- Stored items
Start

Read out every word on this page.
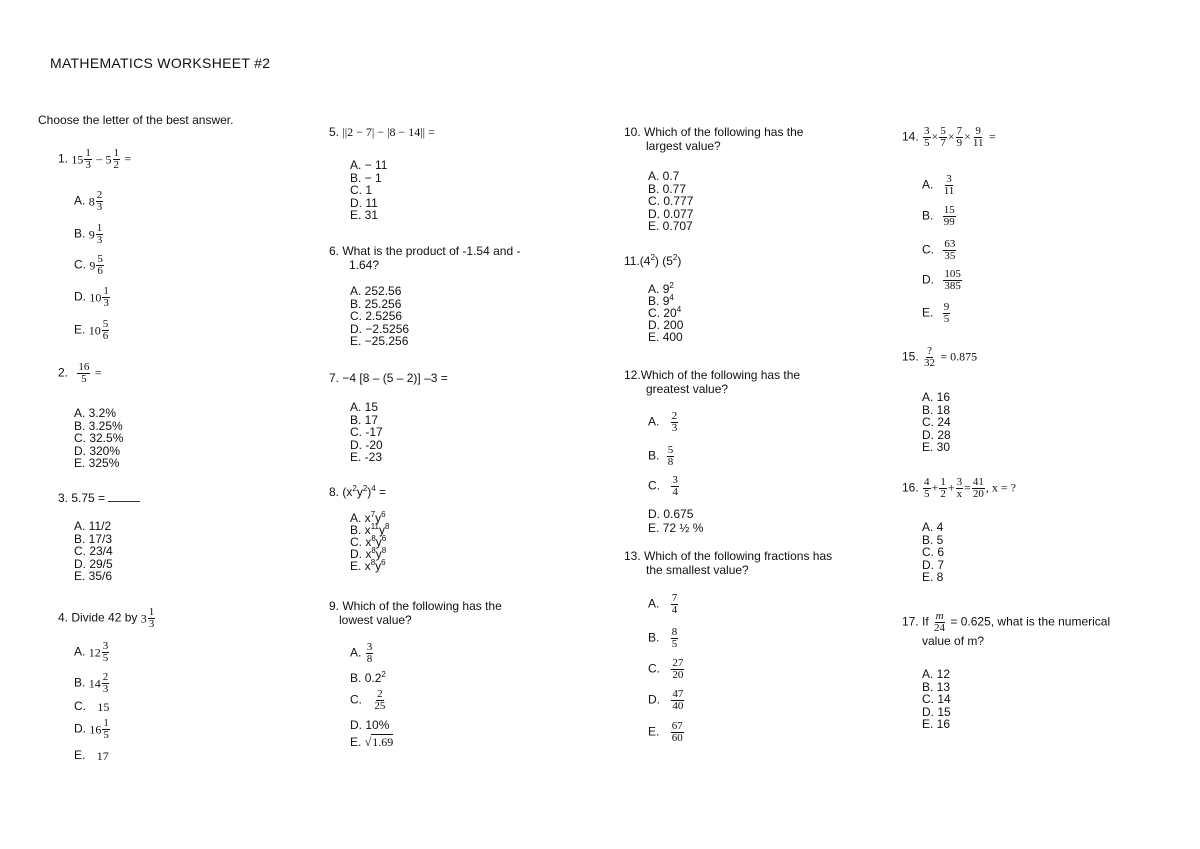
MATHEMATICS WORKSHEET #2
Choose the letter of the best answer.
1. $15 \frac{1}{3} - 5 \frac{1}{2}$ =
A. $8 \frac{2}{3}$
B. $9 \frac{1}{3}$
C. $9 \frac{5}{6}$
D. $10 \frac{1}{3}$
E. $10 \frac{5}{6}$
2. $\frac{16}{5}$ =
A. 3.2%
B. 3.25%
C. 32.5%
D. 320%
E. 325%
3. 5.75 =
A. 11/2
B. 17/3
C. 23/4
D. 29/5
E. 35/6
4. Divide 42 by $3 \frac{1}{3}$
A. $12 \frac{3}{5}$
B. $14 \frac{2}{3}$
C. 15
D. $16 \frac{1}{5}$
E. 17
5. ||2 − 7| − |8 − 14|| =
A. − 11
B. − 1
C. 1
D. 11
E. 31
6. What is the product of -1.54 and -
1.64?
A. 252.56
B. 25.256
C. 2.5256
D. −2.5256
E. −25.256
7. −4 [8 – (5 – 2)] –3 =
A. 15
B. 17
C. -17
D. -20
E. -23
8. $(x^2y^2)^4$ =
A. $x^7y^6$
B. $x^{11}y^8$
C. $x^8y^6$
D. $x^8y^8$
E. $x^8y^6$
9. Which of the following has the
lowest value?
A. $\frac{3}{8}$
B. $0.2^2$
C. $\frac{2}{25}$
D. 10%
E. √1.69
10. Which of the following has the
largest value?
A. 0.7
B. 0.77
C. 0.777
D. 0.077
E. 0.707
$11.(4^2)$ $(5^2)$
A. $9^2$
B. $9^4$
C. $20^4$
D. 200
E. 400
12.Which of the following has the
greatest value?
A. $\frac{2}{3}$
B. $\frac{5}{8}$
C. $\frac{3}{4}$
D. 0.675
E. 72 ½ %
13. Which of the following fractions has
the smallest value?
A. $\frac{7}{4}$
B. $\frac{8}{5}$
C. $\frac{27}{20}$
D. $\frac{47}{40}$
E. $\frac{67}{60}$
14. $\frac{3}{5} \times \frac{5}{7} \times \frac{7}{9} \times \frac{9}{11}$ =
A. $\frac{3}{11}$
B. $\frac{15}{99}$
C. $\frac{63}{35}$
D. $\frac{105}{385}$
E. $\frac{9}{5}$
15. $\frac{?}{32} = 0.875$
A. 16
B. 18
C. 24
D. 28
E. 30
16. $\frac{4}{5} + \frac{1}{2} + \frac{3}{x} = \frac{41}{20}$ , x = ?
A. 4
B. 5
C. 6
D. 7
E. 8
17. If $\frac{m}{24} = 0.625$, what is the numerical
value of m?
A. 12
B. 13
C. 14
D. 15
E. 16
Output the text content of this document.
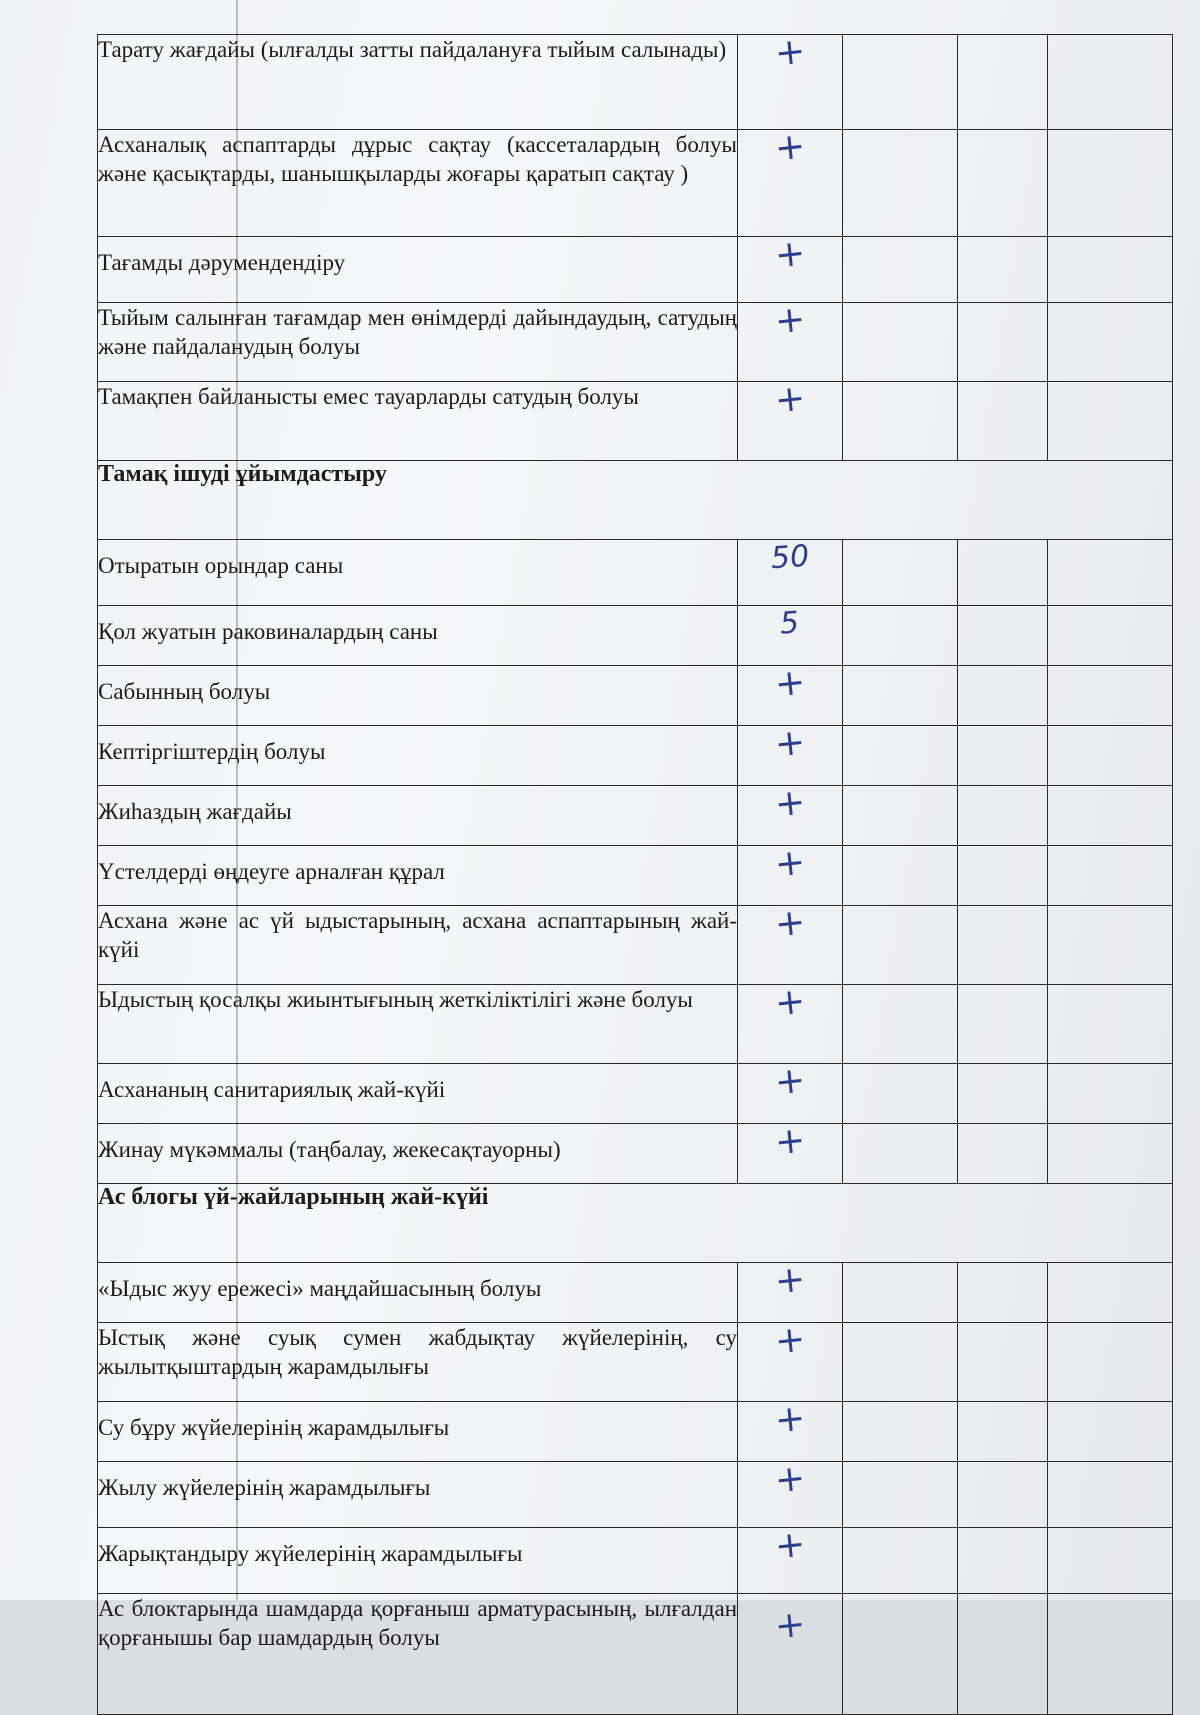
Тарату жағдайы (ылғалды затты пайдалануға тыйым салынады)	+			
Асханалық аспаптарды дұрыс сақтау (кассеталардың болуы және қасықтарды, шанышқыларды жоғары қаратып сақтау )	+			
Тағамды дәрумендендіру	+			
Тыйым салынған тағамдар мен өнімдерді дайындаудың, сатудың және пайдаланудың болуы	+			
Тамақпен байланысты емес тауарларды сатудың болуы	+			
Тамақ ішуді ұйымдастыру				
Отыратын орындар саны	50			
Қол жуатын раковиналардың саны	5			
Сабынның болуы	+			
Кептіргіштердің болуы	+			
Жиһаздың жағдайы	+			
Үстелдерді өңдеуге арналған құрал	+			
Асхана және ас үй ыдыстарының, асхана аспаптарының жай-күйі	+			
Ыдыстың қосалқы жиынтығының жеткіліктілігі және болуы	+			
Асхананың санитариялық жай-күйі	+			
Жинау мүкәммалы (таңбалау, жекесақтауорны)	+			
Ас блогы үй-жайларының жай-күйі				
«Ыдыс жуу ережесі» маңдайшасының болуы	+			
Ыстық және суық сумен жабдықтау жүйелерінің, су жылытқыштардың жарамдылығы	+			
Су бұру жүйелерінің жарамдылығы	+			
Жылу жүйелерінің жарамдылығы	+			
Жарықтандыру жүйелерінің жарамдылығы	+			
Ас блоктарында шамдарда қорғаныш арматурасының, ылғалдан қорғанышы бар шамдардың болуы	+			
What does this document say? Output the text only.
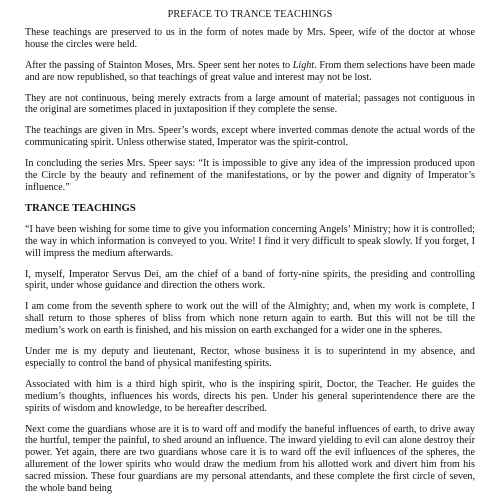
PREFACE TO TRANCE TEACHINGS

These teachings are preserved to us in the form of notes made by Mrs. Speer, wife of the doctor at whose house the circles were held.

After the passing of Stainton Moses, Mrs. Speer sent her notes to Light. From them selections have been made and are now republished, so that teachings of great value and interest may not be lost.

They are not continuous, being merely extracts from a large amount of material; passages not contiguous in the original are sometimes placed in juxtaposition if they complete the sense.

The teachings are given in Mrs. Speer’s words, except where inverted commas denote the actual words of the communicating spirit. Unless otherwise stated, Imperator was the spirit-control.

In concluding the series Mrs. Speer says: “It is impossible to give any idea of the impression produced upon the Circle by the beauty and refinement of the manifestations, or by the power and dignity of Imperator’s influence.”

TRANCE TEACHINGS

“I have been wishing for some time to give you information concerning Angels’ Ministry; how it is controlled; the way in which information is conveyed to you. Write! I find it very difficult to speak slowly. If you forget, I will impress the medium afterwards.

I, myself, Imperator Servus Dei, am the chief of a band of forty-nine spirits, the presiding and controlling spirit, under whose guidance and direction the others work.

I am come from the seventh sphere to work out the will of the Almighty; and, when my work is complete, I shall return to those spheres of bliss from which none return again to earth. But this will not be till the medium’s work on earth is finished, and his mission on earth exchanged for a wider one in the spheres.

Under me is my deputy and lieutenant, Rector, whose business it is to superintend in my absence, and especially to control the band of physical manifesting spirits.

Associated with him is a third high spirit, who is the inspiring spirit, Doctor, the Teacher. He guides the medium’s thoughts, influences his words, directs his pen. Under his general superintendence there are the spirits of wisdom and knowledge, to be hereafter described.

Next come the guardians whose are it is to ward off and modify the baneful influences of earth, to drive away the hurtful, temper the painful, to shed around an influence. The inward yielding to evil can alone destroy their power. Yet again, there are two guardians whose care it is to ward off the evil influences of the spheres, the allurement of the lower spirits who would draw the medium from his allotted work and divert him from his sacred mission. These four guardians are my personal attendants, and these complete the first circle of seven, the whole band being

End

Working from the listing above, pick out every line that has "document" and copy it.

- Solution to this problem
Output the text content of this document.
What does this document say? Output the text only.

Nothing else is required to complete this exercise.